[Start]
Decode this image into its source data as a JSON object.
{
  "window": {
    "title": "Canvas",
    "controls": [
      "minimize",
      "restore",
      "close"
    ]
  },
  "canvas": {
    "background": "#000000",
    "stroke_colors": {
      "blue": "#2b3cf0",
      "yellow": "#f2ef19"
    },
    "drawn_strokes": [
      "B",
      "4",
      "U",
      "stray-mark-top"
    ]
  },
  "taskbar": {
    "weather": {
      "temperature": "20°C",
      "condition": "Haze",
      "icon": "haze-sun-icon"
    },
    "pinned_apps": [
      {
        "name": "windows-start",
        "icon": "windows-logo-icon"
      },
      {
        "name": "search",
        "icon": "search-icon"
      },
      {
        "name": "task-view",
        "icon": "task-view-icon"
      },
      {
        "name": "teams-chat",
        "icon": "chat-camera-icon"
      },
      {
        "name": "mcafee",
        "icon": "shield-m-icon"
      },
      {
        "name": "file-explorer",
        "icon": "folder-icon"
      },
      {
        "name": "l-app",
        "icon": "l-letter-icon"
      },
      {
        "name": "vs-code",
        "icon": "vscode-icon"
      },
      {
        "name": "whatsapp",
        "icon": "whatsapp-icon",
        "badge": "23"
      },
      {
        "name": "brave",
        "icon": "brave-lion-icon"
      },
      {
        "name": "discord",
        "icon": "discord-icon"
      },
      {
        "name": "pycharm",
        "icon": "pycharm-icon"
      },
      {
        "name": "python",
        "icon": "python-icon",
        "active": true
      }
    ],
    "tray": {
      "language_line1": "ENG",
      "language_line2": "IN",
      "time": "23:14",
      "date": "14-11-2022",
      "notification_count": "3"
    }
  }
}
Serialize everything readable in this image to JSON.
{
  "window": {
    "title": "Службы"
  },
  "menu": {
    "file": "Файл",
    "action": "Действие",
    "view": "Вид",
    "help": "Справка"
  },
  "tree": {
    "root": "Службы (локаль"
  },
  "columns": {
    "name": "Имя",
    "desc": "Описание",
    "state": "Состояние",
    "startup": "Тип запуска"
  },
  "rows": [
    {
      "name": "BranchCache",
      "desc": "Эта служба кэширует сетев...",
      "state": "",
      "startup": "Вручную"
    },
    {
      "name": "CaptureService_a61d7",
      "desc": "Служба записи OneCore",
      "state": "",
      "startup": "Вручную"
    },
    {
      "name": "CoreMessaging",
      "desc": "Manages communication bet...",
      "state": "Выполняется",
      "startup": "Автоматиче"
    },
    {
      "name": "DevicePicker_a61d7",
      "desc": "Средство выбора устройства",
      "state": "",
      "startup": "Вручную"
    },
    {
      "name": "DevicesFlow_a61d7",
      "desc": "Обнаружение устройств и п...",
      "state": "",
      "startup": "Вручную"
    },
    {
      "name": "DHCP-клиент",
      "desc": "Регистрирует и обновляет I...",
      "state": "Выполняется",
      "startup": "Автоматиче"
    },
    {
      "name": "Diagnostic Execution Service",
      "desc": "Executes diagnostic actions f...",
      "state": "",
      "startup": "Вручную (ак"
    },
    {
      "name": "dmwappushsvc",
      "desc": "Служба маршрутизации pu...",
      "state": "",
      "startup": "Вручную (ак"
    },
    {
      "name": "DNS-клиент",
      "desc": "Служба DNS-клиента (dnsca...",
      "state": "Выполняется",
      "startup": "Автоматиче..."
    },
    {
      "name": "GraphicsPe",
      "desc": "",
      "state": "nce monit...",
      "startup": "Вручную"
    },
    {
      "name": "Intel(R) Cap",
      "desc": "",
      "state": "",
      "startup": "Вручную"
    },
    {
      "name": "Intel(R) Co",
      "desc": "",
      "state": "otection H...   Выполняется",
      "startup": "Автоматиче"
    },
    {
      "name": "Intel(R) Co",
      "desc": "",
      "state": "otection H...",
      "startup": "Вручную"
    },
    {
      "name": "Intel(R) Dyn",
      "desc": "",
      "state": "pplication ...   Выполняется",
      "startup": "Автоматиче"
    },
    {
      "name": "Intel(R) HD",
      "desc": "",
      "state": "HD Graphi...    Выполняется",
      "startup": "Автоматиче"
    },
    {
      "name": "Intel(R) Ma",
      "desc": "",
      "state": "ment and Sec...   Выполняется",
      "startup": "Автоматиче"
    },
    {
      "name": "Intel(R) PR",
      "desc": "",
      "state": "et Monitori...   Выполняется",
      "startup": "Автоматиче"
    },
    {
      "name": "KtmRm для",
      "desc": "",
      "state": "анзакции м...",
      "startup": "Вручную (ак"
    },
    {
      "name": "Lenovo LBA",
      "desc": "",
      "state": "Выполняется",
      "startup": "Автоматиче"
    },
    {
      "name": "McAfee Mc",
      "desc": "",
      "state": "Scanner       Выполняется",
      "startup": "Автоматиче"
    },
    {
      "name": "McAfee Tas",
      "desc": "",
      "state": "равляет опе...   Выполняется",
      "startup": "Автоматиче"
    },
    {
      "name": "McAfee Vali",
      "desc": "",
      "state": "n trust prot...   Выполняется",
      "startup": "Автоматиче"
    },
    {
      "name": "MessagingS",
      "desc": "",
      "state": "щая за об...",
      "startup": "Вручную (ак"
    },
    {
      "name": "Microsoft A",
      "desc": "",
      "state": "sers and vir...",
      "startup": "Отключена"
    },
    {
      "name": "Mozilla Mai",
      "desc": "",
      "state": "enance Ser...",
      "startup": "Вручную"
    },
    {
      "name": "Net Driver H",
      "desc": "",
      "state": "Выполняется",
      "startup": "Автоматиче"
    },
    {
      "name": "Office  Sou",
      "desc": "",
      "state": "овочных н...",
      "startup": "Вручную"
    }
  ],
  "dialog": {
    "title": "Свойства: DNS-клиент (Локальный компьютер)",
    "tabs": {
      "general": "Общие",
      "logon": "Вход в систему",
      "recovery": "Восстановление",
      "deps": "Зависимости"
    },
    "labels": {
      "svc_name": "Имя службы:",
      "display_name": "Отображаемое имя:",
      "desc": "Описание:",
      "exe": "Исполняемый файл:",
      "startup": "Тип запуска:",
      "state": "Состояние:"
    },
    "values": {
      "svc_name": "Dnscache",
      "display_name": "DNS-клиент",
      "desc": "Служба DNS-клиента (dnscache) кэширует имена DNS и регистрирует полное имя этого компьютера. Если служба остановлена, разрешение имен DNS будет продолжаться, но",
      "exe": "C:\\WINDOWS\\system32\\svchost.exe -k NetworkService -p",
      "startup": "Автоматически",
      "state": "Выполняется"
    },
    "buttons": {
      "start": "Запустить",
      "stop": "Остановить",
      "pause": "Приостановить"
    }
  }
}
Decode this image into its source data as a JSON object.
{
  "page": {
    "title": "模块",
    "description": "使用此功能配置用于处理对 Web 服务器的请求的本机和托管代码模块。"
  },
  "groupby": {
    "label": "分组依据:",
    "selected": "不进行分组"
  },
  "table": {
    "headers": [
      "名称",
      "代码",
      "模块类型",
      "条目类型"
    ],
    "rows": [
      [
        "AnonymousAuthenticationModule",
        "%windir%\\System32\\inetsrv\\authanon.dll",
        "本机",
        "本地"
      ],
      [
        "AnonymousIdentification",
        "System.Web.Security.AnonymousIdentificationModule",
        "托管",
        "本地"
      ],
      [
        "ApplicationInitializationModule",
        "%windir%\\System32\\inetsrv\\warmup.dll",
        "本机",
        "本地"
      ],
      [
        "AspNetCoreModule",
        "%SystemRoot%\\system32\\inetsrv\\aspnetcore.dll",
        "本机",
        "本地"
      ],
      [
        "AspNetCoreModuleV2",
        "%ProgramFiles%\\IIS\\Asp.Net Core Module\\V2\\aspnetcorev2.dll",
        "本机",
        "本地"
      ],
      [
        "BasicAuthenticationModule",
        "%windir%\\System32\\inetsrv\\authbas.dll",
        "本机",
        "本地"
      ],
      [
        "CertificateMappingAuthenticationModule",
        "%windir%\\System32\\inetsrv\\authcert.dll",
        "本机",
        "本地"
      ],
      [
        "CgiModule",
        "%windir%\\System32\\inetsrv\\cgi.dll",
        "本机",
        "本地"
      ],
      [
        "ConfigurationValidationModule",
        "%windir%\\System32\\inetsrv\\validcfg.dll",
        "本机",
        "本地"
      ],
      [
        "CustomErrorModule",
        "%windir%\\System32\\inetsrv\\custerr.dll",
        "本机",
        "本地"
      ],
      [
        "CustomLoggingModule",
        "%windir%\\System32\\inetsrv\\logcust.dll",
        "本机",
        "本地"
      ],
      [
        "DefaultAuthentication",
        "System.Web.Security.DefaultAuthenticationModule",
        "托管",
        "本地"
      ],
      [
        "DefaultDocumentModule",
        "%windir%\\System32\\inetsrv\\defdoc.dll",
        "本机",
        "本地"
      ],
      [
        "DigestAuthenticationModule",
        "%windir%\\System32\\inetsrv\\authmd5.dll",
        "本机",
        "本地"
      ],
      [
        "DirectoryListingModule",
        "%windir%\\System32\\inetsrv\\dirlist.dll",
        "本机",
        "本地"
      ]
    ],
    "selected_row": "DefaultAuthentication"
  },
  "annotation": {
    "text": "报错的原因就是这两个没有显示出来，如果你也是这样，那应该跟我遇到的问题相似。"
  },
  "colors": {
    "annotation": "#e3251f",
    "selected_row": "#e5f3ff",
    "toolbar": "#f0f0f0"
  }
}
[End]
WORK REQUIRED: Copy out the lines in which the string "кэширует" appears.

RESULT OF THIS EXERCISE:
      "desc": "Эта служба кэширует сетев...",
      "desc": "Служба DNS-клиента (dnscache) кэширует имена DNS и регистрирует полное имя этого компьютера. Если служба остановлена, разрешение имен DNS будет продолжаться, но",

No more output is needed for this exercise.